--- start of Raw data ---
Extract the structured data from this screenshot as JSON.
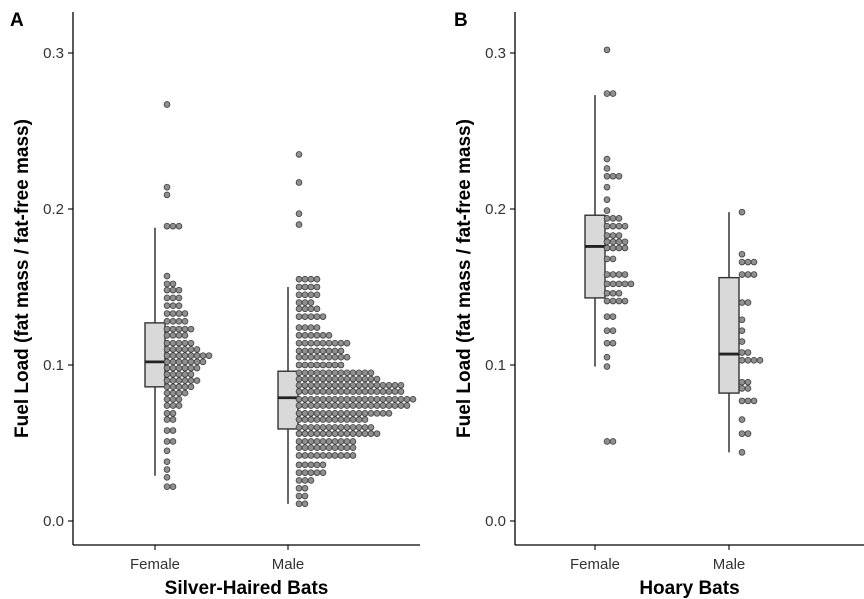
{
  "chart_data": [
    {
      "type": "boxplot-dotplot",
      "panel": "A",
      "xlabel": "Silver-Haired Bats",
      "ylabel": "Fuel Load (fat mass / fat-free mass)",
      "ylim": [
        0,
        0.32
      ],
      "yticks": [
        "0.0",
        "0.1",
        "0.2",
        "0.3"
      ],
      "categories": [
        "Female",
        "Male"
      ],
      "box": [
        {
          "min": 0.029,
          "q1": 0.086,
          "median": 0.102,
          "q3": 0.127,
          "max": 0.188
        },
        {
          "min": 0.011,
          "q1": 0.059,
          "median": 0.079,
          "q3": 0.096,
          "max": 0.15
        }
      ],
      "dots": [
        [
          {
            "y": 0.267,
            "n": 1
          },
          {
            "y": 0.214,
            "n": 1
          },
          {
            "y": 0.209,
            "n": 1
          },
          {
            "y": 0.189,
            "n": 3
          },
          {
            "y": 0.157,
            "n": 1
          },
          {
            "y": 0.152,
            "n": 2
          },
          {
            "y": 0.148,
            "n": 3
          },
          {
            "y": 0.143,
            "n": 3
          },
          {
            "y": 0.138,
            "n": 3
          },
          {
            "y": 0.133,
            "n": 4
          },
          {
            "y": 0.128,
            "n": 4
          },
          {
            "y": 0.123,
            "n": 5
          },
          {
            "y": 0.119,
            "n": 4
          },
          {
            "y": 0.114,
            "n": 5
          },
          {
            "y": 0.11,
            "n": 6
          },
          {
            "y": 0.106,
            "n": 8
          },
          {
            "y": 0.102,
            "n": 7
          },
          {
            "y": 0.098,
            "n": 6
          },
          {
            "y": 0.094,
            "n": 5
          },
          {
            "y": 0.09,
            "n": 6
          },
          {
            "y": 0.086,
            "n": 5
          },
          {
            "y": 0.082,
            "n": 4
          },
          {
            "y": 0.078,
            "n": 3
          },
          {
            "y": 0.074,
            "n": 3
          },
          {
            "y": 0.069,
            "n": 2
          },
          {
            "y": 0.065,
            "n": 2
          },
          {
            "y": 0.058,
            "n": 2
          },
          {
            "y": 0.051,
            "n": 2
          },
          {
            "y": 0.045,
            "n": 1
          },
          {
            "y": 0.038,
            "n": 1
          },
          {
            "y": 0.033,
            "n": 1
          },
          {
            "y": 0.028,
            "n": 1
          },
          {
            "y": 0.022,
            "n": 2
          }
        ],
        [
          {
            "y": 0.235,
            "n": 1
          },
          {
            "y": 0.217,
            "n": 1
          },
          {
            "y": 0.197,
            "n": 1
          },
          {
            "y": 0.19,
            "n": 1
          },
          {
            "y": 0.155,
            "n": 4
          },
          {
            "y": 0.15,
            "n": 4
          },
          {
            "y": 0.145,
            "n": 4
          },
          {
            "y": 0.14,
            "n": 3
          },
          {
            "y": 0.136,
            "n": 4
          },
          {
            "y": 0.131,
            "n": 5
          },
          {
            "y": 0.124,
            "n": 4
          },
          {
            "y": 0.119,
            "n": 6
          },
          {
            "y": 0.114,
            "n": 9
          },
          {
            "y": 0.109,
            "n": 8
          },
          {
            "y": 0.105,
            "n": 9
          },
          {
            "y": 0.1,
            "n": 8
          },
          {
            "y": 0.095,
            "n": 13
          },
          {
            "y": 0.091,
            "n": 14
          },
          {
            "y": 0.087,
            "n": 18
          },
          {
            "y": 0.083,
            "n": 18
          },
          {
            "y": 0.078,
            "n": 20
          },
          {
            "y": 0.074,
            "n": 19
          },
          {
            "y": 0.069,
            "n": 16
          },
          {
            "y": 0.065,
            "n": 12
          },
          {
            "y": 0.06,
            "n": 13
          },
          {
            "y": 0.056,
            "n": 14
          },
          {
            "y": 0.051,
            "n": 10
          },
          {
            "y": 0.047,
            "n": 10
          },
          {
            "y": 0.042,
            "n": 10
          },
          {
            "y": 0.036,
            "n": 5
          },
          {
            "y": 0.031,
            "n": 5
          },
          {
            "y": 0.026,
            "n": 3
          },
          {
            "y": 0.021,
            "n": 2
          },
          {
            "y": 0.016,
            "n": 2
          },
          {
            "y": 0.011,
            "n": 2
          }
        ]
      ]
    },
    {
      "type": "boxplot-dotplot",
      "panel": "B",
      "xlabel": "Hoary Bats",
      "ylabel": "Fuel Load (fat mass / fat-free mass)",
      "ylim": [
        0,
        0.32
      ],
      "yticks": [
        "0.0",
        "0.1",
        "0.2",
        "0.3"
      ],
      "categories": [
        "Female",
        "Male"
      ],
      "box": [
        {
          "min": 0.099,
          "q1": 0.143,
          "median": 0.176,
          "q3": 0.196,
          "max": 0.273
        },
        {
          "min": 0.044,
          "q1": 0.082,
          "median": 0.107,
          "q3": 0.156,
          "max": 0.198
        }
      ],
      "dots": [
        [
          {
            "y": 0.302,
            "n": 1
          },
          {
            "y": 0.274,
            "n": 2
          },
          {
            "y": 0.232,
            "n": 1
          },
          {
            "y": 0.226,
            "n": 1
          },
          {
            "y": 0.221,
            "n": 3
          },
          {
            "y": 0.214,
            "n": 1
          },
          {
            "y": 0.206,
            "n": 1
          },
          {
            "y": 0.199,
            "n": 1
          },
          {
            "y": 0.194,
            "n": 3
          },
          {
            "y": 0.189,
            "n": 4
          },
          {
            "y": 0.183,
            "n": 3
          },
          {
            "y": 0.179,
            "n": 4
          },
          {
            "y": 0.175,
            "n": 4
          },
          {
            "y": 0.168,
            "n": 2
          },
          {
            "y": 0.158,
            "n": 4
          },
          {
            "y": 0.152,
            "n": 5
          },
          {
            "y": 0.146,
            "n": 3
          },
          {
            "y": 0.141,
            "n": 4
          },
          {
            "y": 0.131,
            "n": 2
          },
          {
            "y": 0.122,
            "n": 2
          },
          {
            "y": 0.114,
            "n": 2
          },
          {
            "y": 0.105,
            "n": 1
          },
          {
            "y": 0.099,
            "n": 1
          },
          {
            "y": 0.051,
            "n": 2
          }
        ],
        [
          {
            "y": 0.198,
            "n": 1
          },
          {
            "y": 0.171,
            "n": 1
          },
          {
            "y": 0.166,
            "n": 3
          },
          {
            "y": 0.158,
            "n": 3
          },
          {
            "y": 0.14,
            "n": 2
          },
          {
            "y": 0.129,
            "n": 1
          },
          {
            "y": 0.122,
            "n": 1
          },
          {
            "y": 0.115,
            "n": 1
          },
          {
            "y": 0.108,
            "n": 2
          },
          {
            "y": 0.103,
            "n": 4
          },
          {
            "y": 0.089,
            "n": 2
          },
          {
            "y": 0.085,
            "n": 2
          },
          {
            "y": 0.077,
            "n": 3
          },
          {
            "y": 0.065,
            "n": 1
          },
          {
            "y": 0.056,
            "n": 2
          },
          {
            "y": 0.044,
            "n": 1
          }
        ]
      ]
    }
  ],
  "colors": {
    "box_fill": "#d9d9d9",
    "box_stroke": "#333333",
    "dot_fill": "#8f8f8f",
    "dot_stroke": "#3d3d3d"
  }
}
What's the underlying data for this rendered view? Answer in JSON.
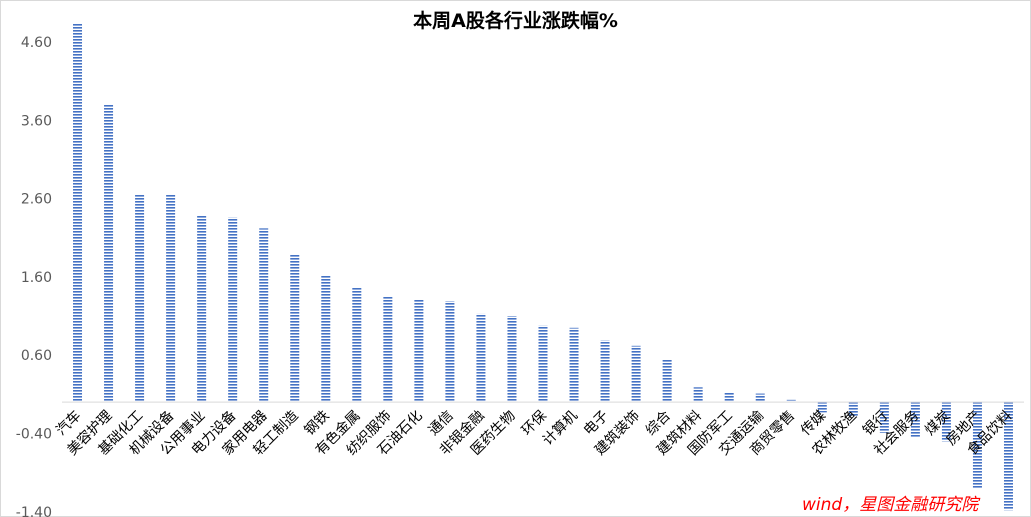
{
  "chart_data": {
    "type": "bar",
    "title": "本周A股各行业涨跌幅%",
    "xlabel": "",
    "ylabel": "",
    "ylim": [
      -1.4,
      4.9
    ],
    "yticks": [
      4.6,
      3.6,
      2.6,
      1.6,
      0.6,
      -0.4,
      -1.4
    ],
    "ytick_labels": [
      "4.60",
      "3.60",
      "2.60",
      "1.60",
      "0.60",
      "-0.40",
      "-1.40"
    ],
    "grid": false,
    "legend": "none",
    "bar_color": "#4472c4",
    "categories": [
      "汽车",
      "美容护理",
      "基础化工",
      "机械设备",
      "公用事业",
      "电力设备",
      "家用电器",
      "轻工制造",
      "钢铁",
      "有色金属",
      "纺织服饰",
      "石油石化",
      "通信",
      "非银金融",
      "医药生物",
      "环保",
      "计算机",
      "电子",
      "建筑装饰",
      "综合",
      "建筑材料",
      "国防军工",
      "交通运输",
      "商贸零售",
      "传媒",
      "农林牧渔",
      "银行",
      "社会服务",
      "煤炭",
      "房地产",
      "食品饮料"
    ],
    "values": [
      4.83,
      3.8,
      2.65,
      2.65,
      2.38,
      2.36,
      2.22,
      1.88,
      1.62,
      1.46,
      1.35,
      1.31,
      1.29,
      1.13,
      1.1,
      0.98,
      0.95,
      0.79,
      0.72,
      0.55,
      0.19,
      0.13,
      0.11,
      0.03,
      -0.13,
      -0.19,
      -0.39,
      -0.45,
      -0.5,
      -1.1,
      -1.38
    ]
  },
  "source_note": "wind，星图金融研究院"
}
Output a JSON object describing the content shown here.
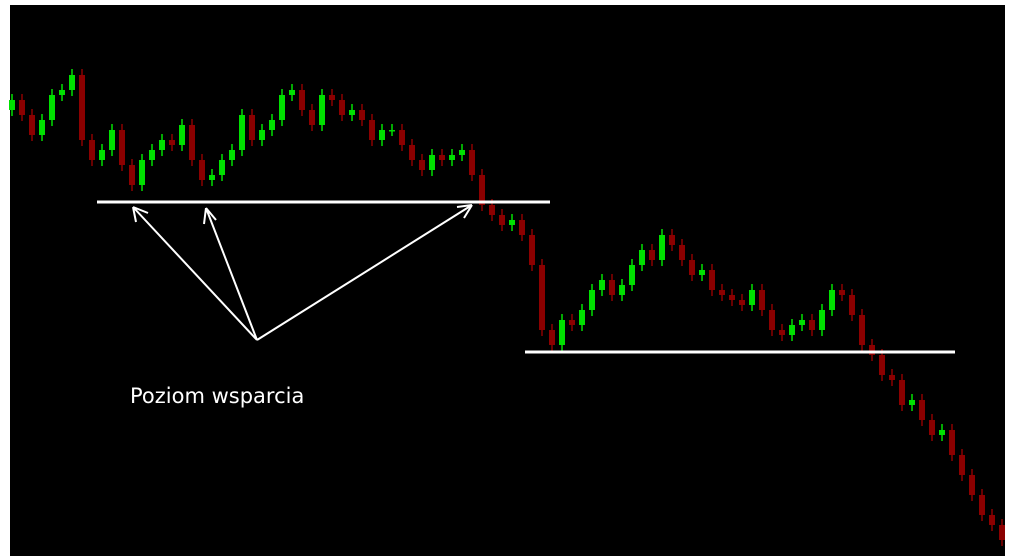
{
  "chart_data": {
    "type": "candlestick",
    "annotation": "Poziom wsparcia",
    "up_color": "#00e000",
    "down_color": "#8b0000",
    "background": "#000000",
    "ylim": [
      0,
      556
    ],
    "open": [
      446,
      456,
      441,
      421,
      436,
      461,
      466,
      481,
      416,
      396,
      406,
      426,
      391,
      371,
      396,
      406,
      416,
      411,
      431,
      396,
      376,
      381,
      396,
      406,
      441,
      416,
      426,
      436,
      461,
      466,
      446,
      431,
      461,
      456,
      441,
      446,
      436,
      416,
      426,
      426,
      411,
      396,
      386,
      401,
      396,
      401,
      406,
      381,
      351,
      341,
      331,
      336,
      321,
      291,
      226,
      211,
      236,
      231,
      246,
      266,
      276,
      261,
      271,
      291,
      306,
      296,
      321,
      311,
      296,
      281,
      286,
      266,
      261,
      256,
      251,
      266,
      246,
      226,
      221,
      231,
      236,
      226,
      246,
      266,
      261,
      241,
      211,
      201,
      181,
      176,
      151,
      156,
      136,
      121,
      126,
      101,
      81,
      61,
      41,
      31
    ],
    "high": [
      462,
      462,
      447,
      442,
      467,
      472,
      487,
      487,
      422,
      412,
      432,
      432,
      397,
      402,
      412,
      422,
      422,
      437,
      437,
      402,
      387,
      402,
      412,
      447,
      447,
      432,
      442,
      467,
      472,
      472,
      452,
      467,
      467,
      462,
      452,
      452,
      442,
      432,
      432,
      432,
      417,
      402,
      407,
      407,
      407,
      412,
      412,
      387,
      357,
      347,
      342,
      342,
      327,
      297,
      232,
      242,
      242,
      252,
      272,
      282,
      282,
      277,
      297,
      312,
      312,
      327,
      327,
      317,
      302,
      292,
      292,
      272,
      267,
      262,
      272,
      272,
      252,
      232,
      237,
      242,
      242,
      252,
      272,
      272,
      267,
      247,
      217,
      207,
      187,
      182,
      162,
      162,
      142,
      132,
      132,
      107,
      87,
      67,
      47,
      37
    ],
    "low": [
      440,
      435,
      415,
      415,
      430,
      455,
      460,
      410,
      390,
      390,
      400,
      385,
      365,
      365,
      390,
      400,
      405,
      405,
      390,
      370,
      370,
      375,
      390,
      400,
      410,
      410,
      420,
      430,
      455,
      440,
      425,
      425,
      450,
      435,
      435,
      430,
      410,
      410,
      420,
      405,
      390,
      380,
      380,
      390,
      390,
      395,
      375,
      345,
      335,
      325,
      325,
      315,
      285,
      220,
      205,
      205,
      225,
      225,
      240,
      260,
      255,
      255,
      265,
      285,
      290,
      290,
      305,
      290,
      275,
      275,
      260,
      255,
      250,
      245,
      245,
      240,
      220,
      215,
      215,
      225,
      220,
      220,
      240,
      255,
      235,
      205,
      195,
      175,
      170,
      145,
      145,
      130,
      115,
      115,
      95,
      75,
      55,
      35,
      25,
      10
    ],
    "close": [
      456,
      441,
      421,
      436,
      461,
      466,
      481,
      416,
      396,
      406,
      426,
      391,
      371,
      396,
      406,
      416,
      411,
      431,
      396,
      376,
      381,
      396,
      406,
      441,
      416,
      426,
      436,
      461,
      466,
      446,
      431,
      461,
      456,
      441,
      446,
      436,
      416,
      426,
      426,
      411,
      396,
      386,
      401,
      396,
      401,
      406,
      381,
      351,
      341,
      331,
      336,
      321,
      291,
      226,
      211,
      236,
      231,
      246,
      266,
      276,
      261,
      271,
      291,
      306,
      296,
      321,
      311,
      296,
      281,
      286,
      266,
      261,
      256,
      251,
      266,
      246,
      226,
      221,
      231,
      236,
      226,
      246,
      266,
      261,
      241,
      211,
      201,
      181,
      176,
      151,
      156,
      136,
      121,
      126,
      101,
      81,
      61,
      41,
      31,
      16
    ],
    "support_lines": [
      {
        "level": 354,
        "from": 8.5,
        "to": 53.8
      },
      {
        "level": 204,
        "from": 51.3,
        "to": 94.3
      }
    ]
  }
}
--- end of Raw data ---
Aim:
Extract every line from the records above that contains the word "xlabel".

Correct result:
      "xlabel": "Silver-Haired Bats",
      "xlabel": "Hoary Bats",
    "xlabel": "",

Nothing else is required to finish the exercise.